= Record excerpts =
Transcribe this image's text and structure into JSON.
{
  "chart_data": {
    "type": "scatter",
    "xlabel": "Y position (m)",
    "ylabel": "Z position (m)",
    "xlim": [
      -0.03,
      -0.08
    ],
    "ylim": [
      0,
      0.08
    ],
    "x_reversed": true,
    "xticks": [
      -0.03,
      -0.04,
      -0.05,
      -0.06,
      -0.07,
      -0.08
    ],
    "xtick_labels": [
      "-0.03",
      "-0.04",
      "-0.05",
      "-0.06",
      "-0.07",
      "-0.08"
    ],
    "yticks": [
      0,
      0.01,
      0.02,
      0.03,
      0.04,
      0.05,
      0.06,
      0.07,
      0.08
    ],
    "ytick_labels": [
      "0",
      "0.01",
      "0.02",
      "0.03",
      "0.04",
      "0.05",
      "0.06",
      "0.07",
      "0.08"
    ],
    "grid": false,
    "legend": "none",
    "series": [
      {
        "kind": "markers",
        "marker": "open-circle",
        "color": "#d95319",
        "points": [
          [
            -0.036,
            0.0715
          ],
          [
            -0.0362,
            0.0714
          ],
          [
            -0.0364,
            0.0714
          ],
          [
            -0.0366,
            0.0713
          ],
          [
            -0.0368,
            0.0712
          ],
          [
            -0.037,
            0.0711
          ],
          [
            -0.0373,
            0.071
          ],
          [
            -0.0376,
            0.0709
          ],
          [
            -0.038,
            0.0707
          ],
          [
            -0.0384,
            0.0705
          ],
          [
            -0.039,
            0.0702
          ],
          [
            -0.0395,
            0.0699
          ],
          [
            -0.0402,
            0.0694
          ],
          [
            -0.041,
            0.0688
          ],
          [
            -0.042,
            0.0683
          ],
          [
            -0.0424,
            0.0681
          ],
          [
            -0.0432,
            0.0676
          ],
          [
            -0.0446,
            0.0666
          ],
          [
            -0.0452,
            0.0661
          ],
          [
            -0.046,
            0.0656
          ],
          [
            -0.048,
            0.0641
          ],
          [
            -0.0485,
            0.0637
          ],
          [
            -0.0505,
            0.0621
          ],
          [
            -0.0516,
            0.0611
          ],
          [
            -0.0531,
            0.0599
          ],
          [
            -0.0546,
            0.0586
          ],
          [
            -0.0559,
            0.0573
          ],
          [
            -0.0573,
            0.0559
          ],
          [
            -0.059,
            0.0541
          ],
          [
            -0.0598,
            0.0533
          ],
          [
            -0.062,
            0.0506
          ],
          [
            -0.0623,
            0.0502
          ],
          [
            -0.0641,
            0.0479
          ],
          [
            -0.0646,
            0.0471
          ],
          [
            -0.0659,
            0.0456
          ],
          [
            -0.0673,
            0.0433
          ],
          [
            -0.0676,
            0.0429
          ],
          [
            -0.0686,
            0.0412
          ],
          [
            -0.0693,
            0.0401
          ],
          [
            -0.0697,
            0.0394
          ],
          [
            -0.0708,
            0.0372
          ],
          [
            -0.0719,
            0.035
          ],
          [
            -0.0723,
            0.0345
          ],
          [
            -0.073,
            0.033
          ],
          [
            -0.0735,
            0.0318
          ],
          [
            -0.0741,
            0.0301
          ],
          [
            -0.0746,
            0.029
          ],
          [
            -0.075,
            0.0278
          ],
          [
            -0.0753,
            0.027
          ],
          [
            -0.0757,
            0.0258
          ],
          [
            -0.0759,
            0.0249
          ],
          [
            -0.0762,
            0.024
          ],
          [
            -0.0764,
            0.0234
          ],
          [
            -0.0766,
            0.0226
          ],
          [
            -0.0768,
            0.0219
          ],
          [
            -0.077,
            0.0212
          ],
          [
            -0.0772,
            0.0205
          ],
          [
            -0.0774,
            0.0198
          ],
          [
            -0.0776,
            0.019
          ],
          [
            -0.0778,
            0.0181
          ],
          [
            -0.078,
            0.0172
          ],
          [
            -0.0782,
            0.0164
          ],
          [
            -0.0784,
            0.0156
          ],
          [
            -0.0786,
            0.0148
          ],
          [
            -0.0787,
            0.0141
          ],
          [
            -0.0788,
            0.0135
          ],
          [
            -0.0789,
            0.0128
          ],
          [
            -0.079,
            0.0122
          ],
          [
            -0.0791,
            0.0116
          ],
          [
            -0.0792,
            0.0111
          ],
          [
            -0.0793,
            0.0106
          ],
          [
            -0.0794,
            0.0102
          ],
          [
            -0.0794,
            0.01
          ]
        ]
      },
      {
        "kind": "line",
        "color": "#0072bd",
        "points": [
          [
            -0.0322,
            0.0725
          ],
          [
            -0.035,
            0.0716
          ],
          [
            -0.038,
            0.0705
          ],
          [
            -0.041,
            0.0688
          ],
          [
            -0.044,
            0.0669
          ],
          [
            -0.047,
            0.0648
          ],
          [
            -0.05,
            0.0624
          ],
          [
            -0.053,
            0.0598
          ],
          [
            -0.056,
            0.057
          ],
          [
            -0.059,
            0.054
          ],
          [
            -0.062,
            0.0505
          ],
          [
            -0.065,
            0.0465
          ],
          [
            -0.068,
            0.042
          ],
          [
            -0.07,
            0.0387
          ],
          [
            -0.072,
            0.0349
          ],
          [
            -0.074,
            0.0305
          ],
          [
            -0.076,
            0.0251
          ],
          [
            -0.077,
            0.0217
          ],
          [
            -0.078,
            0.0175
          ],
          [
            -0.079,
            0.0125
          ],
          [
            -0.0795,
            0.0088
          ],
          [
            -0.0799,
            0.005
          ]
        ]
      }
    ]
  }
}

= Written exercise =
Exactly as they are written, print the entries again.

= Task output =
Transcribe this image's text and structure into JSON.
{
  "chart_data": {
    "type": "scatter",
    "xlabel": "Y position (m)",
    "ylabel": "Z position (m)",
    "xlim": [
      -0.03,
      -0.08
    ],
    "ylim": [
      0,
      0.08
    ],
    "x_reversed": true,
    "xticks": [
      -0.03,
      -0.04,
      -0.05,
      -0.06,
      -0.07,
      -0.08
    ],
    "xtick_labels": [
      "-0.03",
      "-0.04",
      "-0.05",
      "-0.06",
      "-0.07",
      "-0.08"
    ],
    "yticks": [
      0,
      0.01,
      0.02,
      0.03,
      0.04,
      0.05,
      0.06,
      0.07,
      0.08
    ],
    "ytick_labels": [
      "0",
      "0.01",
      "0.02",
      "0.03",
      "0.04",
      "0.05",
      "0.06",
      "0.07",
      "0.08"
    ],
    "grid": false,
    "legend": "none",
    "series": [
      {
        "kind": "markers",
        "marker": "open-circle",
        "color": "#d95319",
        "points": [
          [
            -0.036,
            0.0715
          ],
          [
            -0.0362,
            0.0714
          ],
          [
            -0.0364,
            0.0714
          ],
          [
            -0.0366,
            0.0713
          ],
          [
            -0.0368,
            0.0712
          ],
          [
            -0.037,
            0.0711
          ],
          [
            -0.0373,
            0.071
          ],
          [
            -0.0376,
            0.0709
          ],
          [
            -0.038,
            0.0707
          ],
          [
            -0.0384,
            0.0705
          ],
          [
            -0.039,
            0.0702
          ],
          [
            -0.0395,
            0.0699
          ],
          [
            -0.0402,
            0.0694
          ],
          [
            -0.041,
            0.0688
          ],
          [
            -0.042,
            0.0683
          ],
          [
            -0.0424,
            0.0681
          ],
          [
            -0.0432,
            0.0676
          ],
          [
            -0.0446,
            0.0666
          ],
          [
            -0.0452,
            0.0661
          ],
          [
            -0.046,
            0.0656
          ],
          [
            -0.048,
            0.0641
          ],
          [
            -0.0485,
            0.0637
          ],
          [
            -0.0505,
            0.0621
          ],
          [
            -0.0516,
            0.0611
          ],
          [
            -0.0531,
            0.0599
          ],
          [
            -0.0546,
            0.0586
          ],
          [
            -0.0559,
            0.0573
          ],
          [
            -0.0573,
            0.0559
          ],
          [
            -0.059,
            0.0541
          ],
          [
            -0.0598,
            0.0533
          ],
          [
            -0.062,
            0.0506
          ],
          [
            -0.0623,
            0.0502
          ],
          [
            -0.0641,
            0.0479
          ],
          [
            -0.0646,
            0.0471
          ],
          [
            -0.0659,
            0.0456
          ],
          [
            -0.0673,
            0.0433
          ],
          [
            -0.0676,
            0.0429
          ],
          [
            -0.0686,
            0.0412
          ],
          [
            -0.0693,
            0.0401
          ],
          [
            -0.0697,
            0.0394
          ],
          [
            -0.0708,
            0.0372
          ],
          [
            -0.0719,
            0.035
          ],
          [
            -0.0723,
            0.0345
          ],
          [
            -0.073,
            0.033
          ],
          [
            -0.0735,
            0.0318
          ],
          [
            -0.0741,
            0.0301
          ],
          [
            -0.0746,
            0.029
          ],
          [
            -0.075,
            0.0278
          ],
          [
            -0.0753,
            0.027
          ],
          [
            -0.0757,
            0.0258
          ],
          [
            -0.0759,
            0.0249
          ],
          [
            -0.0762,
            0.024
          ],
          [
            -0.0764,
            0.0234
          ],
          [
            -0.0766,
            0.0226
          ],
          [
            -0.0768,
            0.0219
          ],
          [
            -0.077,
            0.0212
          ],
          [
            -0.0772,
            0.0205
          ],
          [
            -0.0774,
            0.0198
          ],
          [
            -0.0776,
            0.019
          ],
          [
            -0.0778,
            0.0181
          ],
          [
            -0.078,
            0.0172
          ],
          [
            -0.0782,
            0.0164
          ],
          [
            -0.0784,
            0.0156
          ],
          [
            -0.0786,
            0.0148
          ],
          [
            -0.0787,
            0.0141
          ],
          [
            -0.0788,
            0.0135
          ],
          [
            -0.0789,
            0.0128
          ],
          [
            -0.079,
            0.0122
          ],
          [
            -0.0791,
            0.0116
          ],
          [
            -0.0792,
            0.0111
          ],
          [
            -0.0793,
            0.0106
          ],
          [
            -0.0794,
            0.0102
          ],
          [
            -0.0794,
            0.01
          ]
        ]
      },
      {
        "kind": "line",
        "color": "#0072bd",
        "points": [
          [
            -0.0322,
            0.0725
          ],
          [
            -0.035,
            0.0716
          ],
          [
            -0.038,
            0.0705
          ],
          [
            -0.041,
            0.0688
          ],
          [
            -0.044,
            0.0669
          ],
          [
            -0.047,
            0.0648
          ],
          [
            -0.05,
            0.0624
          ],
          [
            -0.053,
            0.0598
          ],
          [
            -0.056,
            0.057
          ],
          [
            -0.059,
            0.054
          ],
          [
            -0.062,
            0.0505
          ],
          [
            -0.065,
            0.0465
          ],
          [
            -0.068,
            0.042
          ],
          [
            -0.07,
            0.0387
          ],
          [
            -0.072,
            0.0349
          ],
          [
            -0.074,
            0.0305
          ],
          [
            -0.076,
            0.0251
          ],
          [
            -0.077,
            0.0217
          ],
          [
            -0.078,
            0.0175
          ],
          [
            -0.079,
            0.0125
          ],
          [
            -0.0795,
            0.0088
          ],
          [
            -0.0799,
            0.005
          ]
        ]
      }
    ]
  }
}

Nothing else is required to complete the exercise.